**** Dataset rows ****

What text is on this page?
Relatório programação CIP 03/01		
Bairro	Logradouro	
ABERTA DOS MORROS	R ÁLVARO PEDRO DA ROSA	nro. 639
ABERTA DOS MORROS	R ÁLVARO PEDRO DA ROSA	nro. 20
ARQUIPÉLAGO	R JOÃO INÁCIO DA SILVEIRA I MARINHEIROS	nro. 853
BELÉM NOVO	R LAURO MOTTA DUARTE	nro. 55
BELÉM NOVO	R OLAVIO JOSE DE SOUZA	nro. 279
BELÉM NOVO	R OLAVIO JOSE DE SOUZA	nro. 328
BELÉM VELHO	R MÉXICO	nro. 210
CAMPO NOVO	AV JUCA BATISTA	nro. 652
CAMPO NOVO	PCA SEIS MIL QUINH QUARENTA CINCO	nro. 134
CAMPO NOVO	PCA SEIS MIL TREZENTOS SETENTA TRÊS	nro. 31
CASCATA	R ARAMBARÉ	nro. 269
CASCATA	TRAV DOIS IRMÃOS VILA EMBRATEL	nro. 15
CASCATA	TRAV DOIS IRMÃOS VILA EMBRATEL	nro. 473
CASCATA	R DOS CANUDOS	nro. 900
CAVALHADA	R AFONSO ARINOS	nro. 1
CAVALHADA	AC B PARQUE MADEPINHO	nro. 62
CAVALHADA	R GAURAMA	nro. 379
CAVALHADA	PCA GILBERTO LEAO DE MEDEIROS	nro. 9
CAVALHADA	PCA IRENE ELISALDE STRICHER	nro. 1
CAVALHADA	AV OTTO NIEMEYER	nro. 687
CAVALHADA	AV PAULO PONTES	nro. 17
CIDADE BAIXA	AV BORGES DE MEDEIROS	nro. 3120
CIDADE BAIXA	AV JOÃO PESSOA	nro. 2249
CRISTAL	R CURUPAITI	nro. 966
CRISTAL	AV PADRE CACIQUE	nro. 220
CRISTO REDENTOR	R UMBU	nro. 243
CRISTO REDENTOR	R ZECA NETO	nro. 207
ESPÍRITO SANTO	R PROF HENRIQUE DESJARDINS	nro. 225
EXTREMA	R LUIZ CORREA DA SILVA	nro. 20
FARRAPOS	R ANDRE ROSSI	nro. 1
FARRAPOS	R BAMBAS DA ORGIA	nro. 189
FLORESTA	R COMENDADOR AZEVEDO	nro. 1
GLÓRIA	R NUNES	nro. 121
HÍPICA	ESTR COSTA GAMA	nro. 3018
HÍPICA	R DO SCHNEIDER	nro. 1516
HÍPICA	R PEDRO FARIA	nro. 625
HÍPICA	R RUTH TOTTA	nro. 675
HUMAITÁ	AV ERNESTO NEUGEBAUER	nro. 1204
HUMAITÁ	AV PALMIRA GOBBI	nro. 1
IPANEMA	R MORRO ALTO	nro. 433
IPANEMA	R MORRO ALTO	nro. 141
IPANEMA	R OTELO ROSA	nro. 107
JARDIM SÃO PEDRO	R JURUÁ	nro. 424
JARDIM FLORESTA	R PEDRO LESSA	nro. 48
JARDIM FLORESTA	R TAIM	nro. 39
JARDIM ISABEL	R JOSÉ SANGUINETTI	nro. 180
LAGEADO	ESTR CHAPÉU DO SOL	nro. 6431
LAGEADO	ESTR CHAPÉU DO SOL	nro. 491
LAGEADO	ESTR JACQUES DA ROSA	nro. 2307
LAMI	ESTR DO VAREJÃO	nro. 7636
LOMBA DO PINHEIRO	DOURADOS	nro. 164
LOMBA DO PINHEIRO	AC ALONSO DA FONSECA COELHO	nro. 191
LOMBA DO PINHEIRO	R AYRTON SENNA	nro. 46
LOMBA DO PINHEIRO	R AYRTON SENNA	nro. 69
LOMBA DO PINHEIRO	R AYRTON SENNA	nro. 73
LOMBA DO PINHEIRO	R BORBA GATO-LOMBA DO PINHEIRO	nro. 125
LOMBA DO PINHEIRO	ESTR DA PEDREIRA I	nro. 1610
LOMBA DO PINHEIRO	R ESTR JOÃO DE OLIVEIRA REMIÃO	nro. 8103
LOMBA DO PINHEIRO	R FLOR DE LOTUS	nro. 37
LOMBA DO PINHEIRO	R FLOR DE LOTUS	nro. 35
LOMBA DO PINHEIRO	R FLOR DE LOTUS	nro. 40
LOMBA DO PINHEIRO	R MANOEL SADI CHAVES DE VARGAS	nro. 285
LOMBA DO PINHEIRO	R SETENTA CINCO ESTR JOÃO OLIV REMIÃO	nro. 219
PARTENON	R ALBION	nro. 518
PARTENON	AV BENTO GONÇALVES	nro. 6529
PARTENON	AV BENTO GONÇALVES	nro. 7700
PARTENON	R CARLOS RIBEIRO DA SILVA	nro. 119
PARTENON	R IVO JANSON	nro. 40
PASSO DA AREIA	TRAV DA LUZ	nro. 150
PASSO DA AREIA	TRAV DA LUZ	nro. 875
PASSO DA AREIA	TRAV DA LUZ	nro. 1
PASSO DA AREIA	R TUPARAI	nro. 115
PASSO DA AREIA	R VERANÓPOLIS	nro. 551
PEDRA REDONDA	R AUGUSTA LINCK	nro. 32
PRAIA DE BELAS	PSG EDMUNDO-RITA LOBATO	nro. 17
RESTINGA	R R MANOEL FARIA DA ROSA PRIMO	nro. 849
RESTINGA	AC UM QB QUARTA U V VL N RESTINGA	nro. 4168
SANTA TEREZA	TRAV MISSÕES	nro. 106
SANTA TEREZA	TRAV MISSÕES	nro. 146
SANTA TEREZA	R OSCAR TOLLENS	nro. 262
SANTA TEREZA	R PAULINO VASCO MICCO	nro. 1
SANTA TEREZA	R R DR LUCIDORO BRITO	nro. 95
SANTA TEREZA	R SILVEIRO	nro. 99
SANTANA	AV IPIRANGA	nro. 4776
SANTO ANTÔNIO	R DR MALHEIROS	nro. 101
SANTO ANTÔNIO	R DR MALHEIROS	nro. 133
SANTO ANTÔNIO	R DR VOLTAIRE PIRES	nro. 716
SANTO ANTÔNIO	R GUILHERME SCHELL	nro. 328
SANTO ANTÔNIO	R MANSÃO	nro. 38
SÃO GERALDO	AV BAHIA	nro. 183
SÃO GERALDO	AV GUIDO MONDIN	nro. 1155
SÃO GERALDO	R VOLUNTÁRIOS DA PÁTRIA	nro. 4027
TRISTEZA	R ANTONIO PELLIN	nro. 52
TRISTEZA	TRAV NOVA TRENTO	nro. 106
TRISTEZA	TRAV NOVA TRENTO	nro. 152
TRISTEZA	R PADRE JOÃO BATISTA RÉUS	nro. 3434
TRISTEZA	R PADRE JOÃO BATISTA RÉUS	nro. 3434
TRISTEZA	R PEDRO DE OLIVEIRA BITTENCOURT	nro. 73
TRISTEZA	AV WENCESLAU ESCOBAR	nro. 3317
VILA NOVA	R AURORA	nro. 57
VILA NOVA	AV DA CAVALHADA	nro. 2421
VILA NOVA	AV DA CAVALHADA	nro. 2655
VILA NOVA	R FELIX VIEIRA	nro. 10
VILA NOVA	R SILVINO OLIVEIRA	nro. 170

****

Repeat every record, exactly as written.

What text is on this page?
Relatório programação CIP 03/01		
Bairro	Logradouro	
ABERTA DOS MORROS	R ÁLVARO PEDRO DA ROSA	nro. 639
ABERTA DOS MORROS	R ÁLVARO PEDRO DA ROSA	nro. 20
ARQUIPÉLAGO	R JOÃO INÁCIO DA SILVEIRA I MARINHEIROS	nro. 853
BELÉM NOVO	R LAURO MOTTA DUARTE	nro. 55
BELÉM NOVO	R OLAVIO JOSE DE SOUZA	nro. 279
BELÉM NOVO	R OLAVIO JOSE DE SOUZA	nro. 328
BELÉM VELHO	R MÉXICO	nro. 210
CAMPO NOVO	AV JUCA BATISTA	nro. 652
CAMPO NOVO	PCA SEIS MIL QUINH QUARENTA CINCO	nro. 134
CAMPO NOVO	PCA SEIS MIL TREZENTOS SETENTA TRÊS	nro. 31
CASCATA	R ARAMBARÉ	nro. 269
CASCATA	TRAV DOIS IRMÃOS VILA EMBRATEL	nro. 15
CASCATA	TRAV DOIS IRMÃOS VILA EMBRATEL	nro. 473
CASCATA	R DOS CANUDOS	nro. 900
CAVALHADA	R AFONSO ARINOS	nro. 1
CAVALHADA	AC B PARQUE MADEPINHO	nro. 62
CAVALHADA	R GAURAMA	nro. 379
CAVALHADA	PCA GILBERTO LEAO DE MEDEIROS	nro. 9
CAVALHADA	PCA IRENE ELISALDE STRICHER	nro. 1
CAVALHADA	AV OTTO NIEMEYER	nro. 687
CAVALHADA	AV PAULO PONTES	nro. 17
CIDADE BAIXA	AV BORGES DE MEDEIROS	nro. 3120
CIDADE BAIXA	AV JOÃO PESSOA	nro. 2249
CRISTAL	R CURUPAITI	nro. 966
CRISTAL	AV PADRE CACIQUE	nro. 220
CRISTO REDENTOR	R UMBU	nro. 243
CRISTO REDENTOR	R ZECA NETO	nro. 207
ESPÍRITO SANTO	R PROF HENRIQUE DESJARDINS	nro. 225
EXTREMA	R LUIZ CORREA DA SILVA	nro. 20
FARRAPOS	R ANDRE ROSSI	nro. 1
FARRAPOS	R BAMBAS DA ORGIA	nro. 189
FLORESTA	R COMENDADOR AZEVEDO	nro. 1
GLÓRIA	R NUNES	nro. 121
HÍPICA	ESTR COSTA GAMA	nro. 3018
HÍPICA	R DO SCHNEIDER	nro. 1516
HÍPICA	R PEDRO FARIA	nro. 625
HÍPICA	R RUTH TOTTA	nro. 675
HUMAITÁ	AV ERNESTO NEUGEBAUER	nro. 1204
HUMAITÁ	AV PALMIRA GOBBI	nro. 1
IPANEMA	R MORRO ALTO	nro. 433
IPANEMA	R MORRO ALTO	nro. 141
IPANEMA	R OTELO ROSA	nro. 107
JARDIM SÃO PEDRO	R JURUÁ	nro. 424
JARDIM FLORESTA	R PEDRO LESSA	nro. 48
JARDIM FLORESTA	R TAIM	nro. 39
JARDIM ISABEL	R JOSÉ SANGUINETTI	nro. 180
LAGEADO	ESTR CHAPÉU DO SOL	nro. 6431
LAGEADO	ESTR CHAPÉU DO SOL	nro. 491
LAGEADO	ESTR JACQUES DA ROSA	nro. 2307
LAMI	ESTR DO VAREJÃO	nro. 7636
LOMBA DO PINHEIRO	DOURADOS	nro. 164
LOMBA DO PINHEIRO	AC ALONSO DA FONSECA COELHO	nro. 191
LOMBA DO PINHEIRO	R AYRTON SENNA	nro. 46
LOMBA DO PINHEIRO	R AYRTON SENNA	nro. 69
LOMBA DO PINHEIRO	R AYRTON SENNA	nro. 73
LOMBA DO PINHEIRO	R BORBA GATO-LOMBA DO PINHEIRO	nro. 125
LOMBA DO PINHEIRO	ESTR DA PEDREIRA I	nro. 1610
LOMBA DO PINHEIRO	R ESTR JOÃO DE OLIVEIRA REMIÃO	nro. 8103
LOMBA DO PINHEIRO	R FLOR DE LOTUS	nro. 37
LOMBA DO PINHEIRO	R FLOR DE LOTUS	nro. 35
LOMBA DO PINHEIRO	R FLOR DE LOTUS	nro. 40
LOMBA DO PINHEIRO	R MANOEL SADI CHAVES DE VARGAS	nro. 285
LOMBA DO PINHEIRO	R SETENTA CINCO ESTR JOÃO OLIV REMIÃO	nro. 219
PARTENON	R ALBION	nro. 518
PARTENON	AV BENTO GONÇALVES	nro. 6529
PARTENON	AV BENTO GONÇALVES	nro. 7700
PARTENON	R CARLOS RIBEIRO DA SILVA	nro. 119
PARTENON	R IVO JANSON	nro. 40
PASSO DA AREIA	TRAV DA LUZ	nro. 150
PASSO DA AREIA	TRAV DA LUZ	nro. 875
PASSO DA AREIA	TRAV DA LUZ	nro. 1
PASSO DA AREIA	R TUPARAI	nro. 115
PASSO DA AREIA	R VERANÓPOLIS	nro. 551
PEDRA REDONDA	R AUGUSTA LINCK	nro. 32
PRAIA DE BELAS	PSG EDMUNDO-RITA LOBATO	nro. 17
RESTINGA	R R MANOEL FARIA DA ROSA PRIMO	nro. 849
RESTINGA	AC UM QB QUARTA U V VL N RESTINGA	nro. 4168
SANTA TEREZA	TRAV MISSÕES	nro. 106
SANTA TEREZA	TRAV MISSÕES	nro. 146
SANTA TEREZA	R OSCAR TOLLENS	nro. 262
SANTA TEREZA	R PAULINO VASCO MICCO	nro. 1
SANTA TEREZA	R R DR LUCIDORO BRITO	nro. 95
SANTA TEREZA	R SILVEIRO	nro. 99
SANTANA	AV IPIRANGA	nro. 4776
SANTO ANTÔNIO	R DR MALHEIROS	nro. 101
SANTO ANTÔNIO	R DR MALHEIROS	nro. 133
SANTO ANTÔNIO	R DR VOLTAIRE PIRES	nro. 716
SANTO ANTÔNIO	R GUILHERME SCHELL	nro. 328
SANTO ANTÔNIO	R MANSÃO	nro. 38
SÃO GERALDO	AV BAHIA	nro. 183
SÃO GERALDO	AV GUIDO MONDIN	nro. 1155
SÃO GERALDO	R VOLUNTÁRIOS DA PÁTRIA	nro. 4027
TRISTEZA	R ANTONIO PELLIN	nro. 52
TRISTEZA	TRAV NOVA TRENTO	nro. 106
TRISTEZA	TRAV NOVA TRENTO	nro. 152
TRISTEZA	R PADRE JOÃO BATISTA RÉUS	nro. 3434
TRISTEZA	R PADRE JOÃO BATISTA RÉUS	nro. 3434
TRISTEZA	R PEDRO DE OLIVEIRA BITTENCOURT	nro. 73
TRISTEZA	AV WENCESLAU ESCOBAR	nro. 3317
VILA NOVA	R AURORA	nro. 57
VILA NOVA	AV DA CAVALHADA	nro. 2421
VILA NOVA	AV DA CAVALHADA	nro. 2655
VILA NOVA	R FELIX VIEIRA	nro. 10
VILA NOVA	R SILVINO OLIVEIRA	nro. 170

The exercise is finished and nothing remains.